▶ _Exercise description_:
In the records below, find each line containing the word "обеспечения" and copy it.

* * * * *

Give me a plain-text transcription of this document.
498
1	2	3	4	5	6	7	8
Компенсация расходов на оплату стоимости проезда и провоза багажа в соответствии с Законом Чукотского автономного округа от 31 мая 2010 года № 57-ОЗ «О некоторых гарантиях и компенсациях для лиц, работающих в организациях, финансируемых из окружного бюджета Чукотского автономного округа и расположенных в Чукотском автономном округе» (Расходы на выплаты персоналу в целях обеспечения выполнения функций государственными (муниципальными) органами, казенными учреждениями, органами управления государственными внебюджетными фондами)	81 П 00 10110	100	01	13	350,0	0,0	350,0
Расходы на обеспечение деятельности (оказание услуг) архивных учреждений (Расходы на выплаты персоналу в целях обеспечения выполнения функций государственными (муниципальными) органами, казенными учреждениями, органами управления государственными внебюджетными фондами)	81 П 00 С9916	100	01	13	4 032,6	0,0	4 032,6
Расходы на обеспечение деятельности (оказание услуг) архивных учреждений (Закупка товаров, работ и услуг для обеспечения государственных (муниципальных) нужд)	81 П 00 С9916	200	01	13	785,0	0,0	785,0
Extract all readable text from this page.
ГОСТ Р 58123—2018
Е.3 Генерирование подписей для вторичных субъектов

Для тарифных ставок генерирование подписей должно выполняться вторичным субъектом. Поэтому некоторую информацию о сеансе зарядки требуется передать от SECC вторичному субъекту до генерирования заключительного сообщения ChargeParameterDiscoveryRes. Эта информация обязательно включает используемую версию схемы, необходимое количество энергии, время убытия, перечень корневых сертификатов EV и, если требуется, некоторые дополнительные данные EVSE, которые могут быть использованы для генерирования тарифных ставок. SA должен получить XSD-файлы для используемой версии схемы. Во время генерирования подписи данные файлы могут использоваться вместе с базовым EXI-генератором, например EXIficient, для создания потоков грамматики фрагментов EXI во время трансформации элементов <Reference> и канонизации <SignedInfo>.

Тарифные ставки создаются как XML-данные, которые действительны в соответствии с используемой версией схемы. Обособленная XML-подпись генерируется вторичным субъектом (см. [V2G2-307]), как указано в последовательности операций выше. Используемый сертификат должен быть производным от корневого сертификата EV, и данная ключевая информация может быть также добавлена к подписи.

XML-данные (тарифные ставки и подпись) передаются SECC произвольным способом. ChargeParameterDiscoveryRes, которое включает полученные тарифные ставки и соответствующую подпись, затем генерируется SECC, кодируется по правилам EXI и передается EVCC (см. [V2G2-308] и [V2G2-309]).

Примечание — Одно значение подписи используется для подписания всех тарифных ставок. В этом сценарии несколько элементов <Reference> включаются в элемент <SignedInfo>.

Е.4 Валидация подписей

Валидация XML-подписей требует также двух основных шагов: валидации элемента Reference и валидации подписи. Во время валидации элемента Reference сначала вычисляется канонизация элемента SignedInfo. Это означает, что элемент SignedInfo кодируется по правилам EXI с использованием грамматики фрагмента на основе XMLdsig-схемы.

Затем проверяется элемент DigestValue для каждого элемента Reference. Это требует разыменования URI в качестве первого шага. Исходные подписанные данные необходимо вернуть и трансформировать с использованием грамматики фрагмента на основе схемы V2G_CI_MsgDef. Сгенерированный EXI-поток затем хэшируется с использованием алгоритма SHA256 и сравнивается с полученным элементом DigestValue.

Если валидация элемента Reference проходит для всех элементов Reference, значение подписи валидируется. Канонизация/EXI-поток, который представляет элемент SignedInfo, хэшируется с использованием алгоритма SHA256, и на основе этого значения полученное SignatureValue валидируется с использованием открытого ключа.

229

* * * * *

▶ _Solution to this exercise_:
Компенсация расходов на оплату стоимости проезда и провоза багажа в соответствии с Законом Чукотского автономного округа от 31 мая 2010 года № 57-ОЗ «О некоторых гарантиях и компенсациях для лиц, работающих в организациях, финансируемых из окружного бюджета Чукотского автономного округа и расположенных в Чукотском автономном округе» (Расходы на выплаты персоналу в целях обеспечения выполнения функций государственными (муниципальными) органами, казенными учреждениями, органами управления государственными внебюджетными фондами)	81 П 00 10110	100	01	13	350,0	0,0	350,0
Расходы на обеспечение деятельности (оказание услуг) архивных учреждений (Расходы на выплаты персоналу в целях обеспечения выполнения функций государственными (муниципальными) органами, казенными учреждениями, органами управления государственными внебюджетными фондами)	81 П 00 С9916	100	01	13	4 032,6	0,0	4 032,6
Расходы на обеспечение деятельности (оказание услуг) архивных учреждений (Закупка товаров, работ и услуг для обеспечения государственных (муниципальных) нужд)	81 П 00 С9916	200	01	13	785,0	0,0	785,0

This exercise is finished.